Records supplied
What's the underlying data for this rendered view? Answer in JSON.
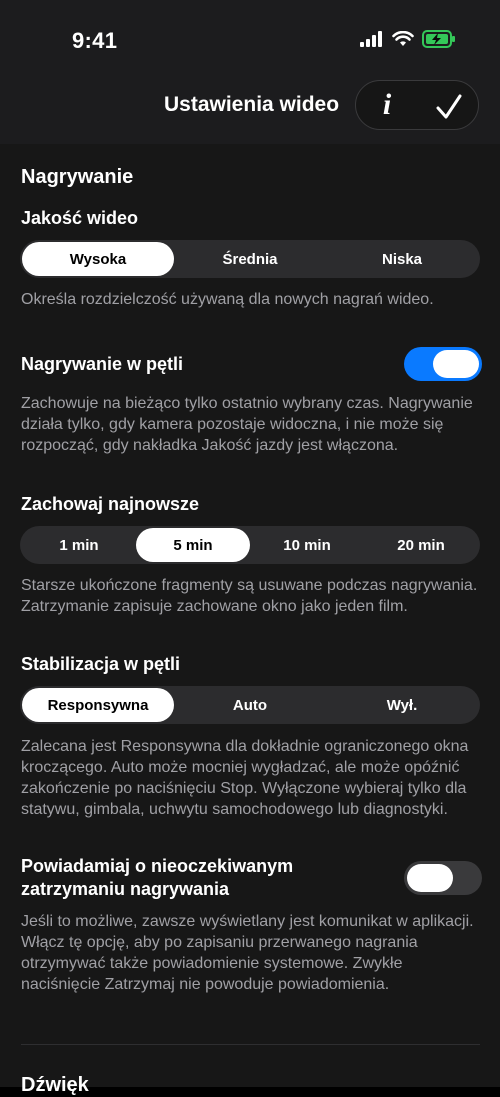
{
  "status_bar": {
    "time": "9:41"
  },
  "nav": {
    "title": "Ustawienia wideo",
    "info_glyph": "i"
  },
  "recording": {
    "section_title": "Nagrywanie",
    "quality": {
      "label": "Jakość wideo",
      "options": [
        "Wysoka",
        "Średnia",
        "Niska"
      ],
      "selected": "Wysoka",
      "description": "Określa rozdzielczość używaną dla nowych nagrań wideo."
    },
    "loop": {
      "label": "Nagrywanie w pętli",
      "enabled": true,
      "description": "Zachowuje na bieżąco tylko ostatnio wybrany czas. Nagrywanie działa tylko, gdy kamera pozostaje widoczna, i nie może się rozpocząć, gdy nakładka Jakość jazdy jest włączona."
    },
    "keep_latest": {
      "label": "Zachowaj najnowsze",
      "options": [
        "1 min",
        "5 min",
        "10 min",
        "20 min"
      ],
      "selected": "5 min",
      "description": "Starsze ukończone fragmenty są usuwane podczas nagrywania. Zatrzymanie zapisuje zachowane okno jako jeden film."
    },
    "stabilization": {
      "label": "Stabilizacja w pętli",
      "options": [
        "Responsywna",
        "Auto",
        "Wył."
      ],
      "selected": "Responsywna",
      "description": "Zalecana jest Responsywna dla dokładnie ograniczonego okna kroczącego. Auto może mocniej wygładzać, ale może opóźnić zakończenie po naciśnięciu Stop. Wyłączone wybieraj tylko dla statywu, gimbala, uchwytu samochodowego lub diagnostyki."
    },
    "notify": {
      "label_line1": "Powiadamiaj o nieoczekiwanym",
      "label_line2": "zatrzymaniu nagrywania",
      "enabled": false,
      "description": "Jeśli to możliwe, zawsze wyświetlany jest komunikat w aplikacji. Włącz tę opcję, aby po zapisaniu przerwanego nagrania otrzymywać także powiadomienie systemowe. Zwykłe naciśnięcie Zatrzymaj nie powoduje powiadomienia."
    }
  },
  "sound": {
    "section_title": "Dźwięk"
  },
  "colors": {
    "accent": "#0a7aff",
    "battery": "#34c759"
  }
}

==

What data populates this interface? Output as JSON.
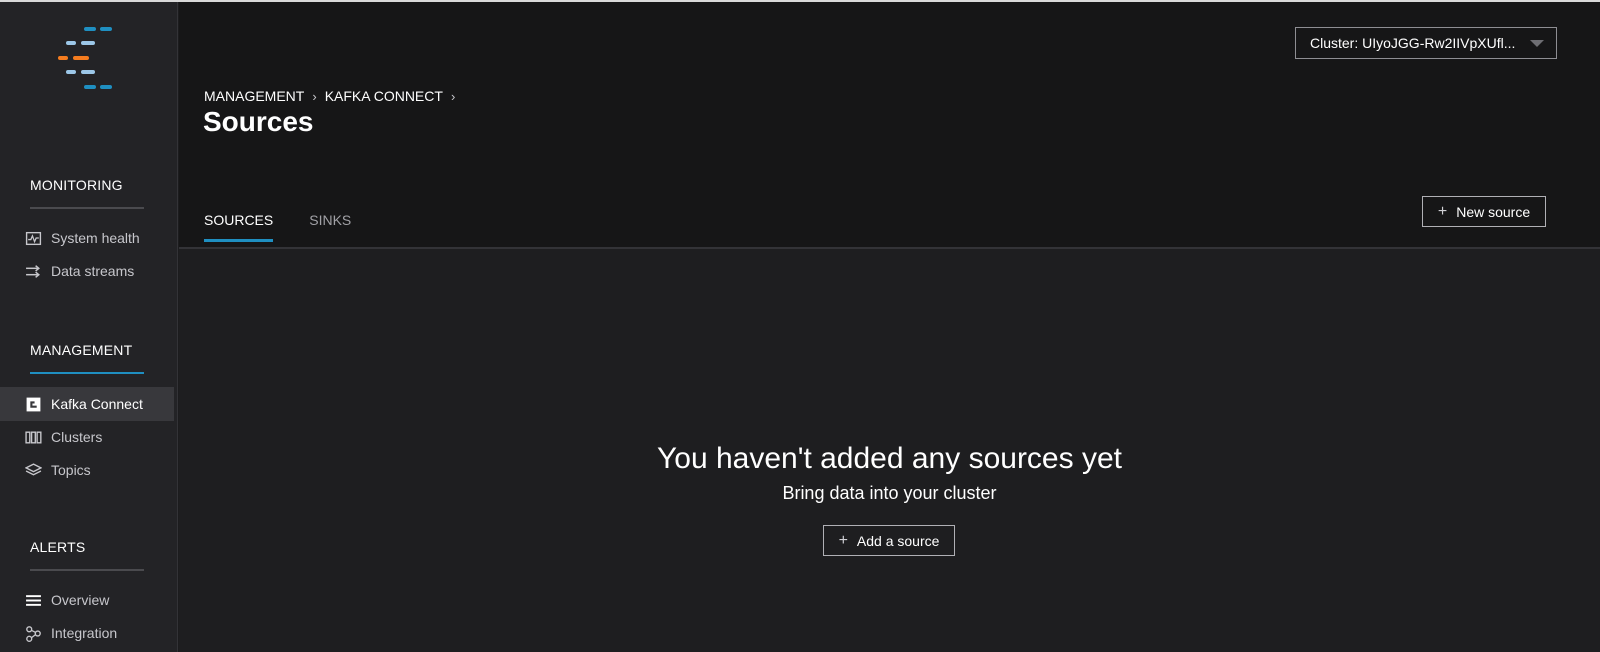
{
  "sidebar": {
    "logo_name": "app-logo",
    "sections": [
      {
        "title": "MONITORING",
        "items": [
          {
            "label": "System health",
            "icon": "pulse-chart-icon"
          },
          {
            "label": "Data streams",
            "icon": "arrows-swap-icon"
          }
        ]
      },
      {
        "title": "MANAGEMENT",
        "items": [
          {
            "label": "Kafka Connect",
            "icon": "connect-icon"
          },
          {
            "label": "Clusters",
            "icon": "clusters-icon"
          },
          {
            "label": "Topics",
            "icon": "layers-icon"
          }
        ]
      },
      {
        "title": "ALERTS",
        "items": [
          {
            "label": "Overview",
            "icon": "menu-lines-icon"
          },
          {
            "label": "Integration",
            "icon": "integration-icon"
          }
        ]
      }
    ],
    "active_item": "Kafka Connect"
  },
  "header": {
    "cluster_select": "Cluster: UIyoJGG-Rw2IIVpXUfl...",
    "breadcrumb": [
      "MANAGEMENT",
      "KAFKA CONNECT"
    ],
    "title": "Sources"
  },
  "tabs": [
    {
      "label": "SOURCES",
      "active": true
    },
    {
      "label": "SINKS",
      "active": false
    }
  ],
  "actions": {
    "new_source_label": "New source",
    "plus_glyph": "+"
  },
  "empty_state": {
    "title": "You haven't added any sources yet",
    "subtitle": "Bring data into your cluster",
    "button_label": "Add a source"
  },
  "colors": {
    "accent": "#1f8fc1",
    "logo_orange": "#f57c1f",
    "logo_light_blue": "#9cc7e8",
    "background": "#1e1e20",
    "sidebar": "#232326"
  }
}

Exercise aim
Which lines hold the word "JSON"? Show each one.

Written solution
What's the underlying data for this rendered view? Answer in JSON.
What data populates this interface? Output as JSON.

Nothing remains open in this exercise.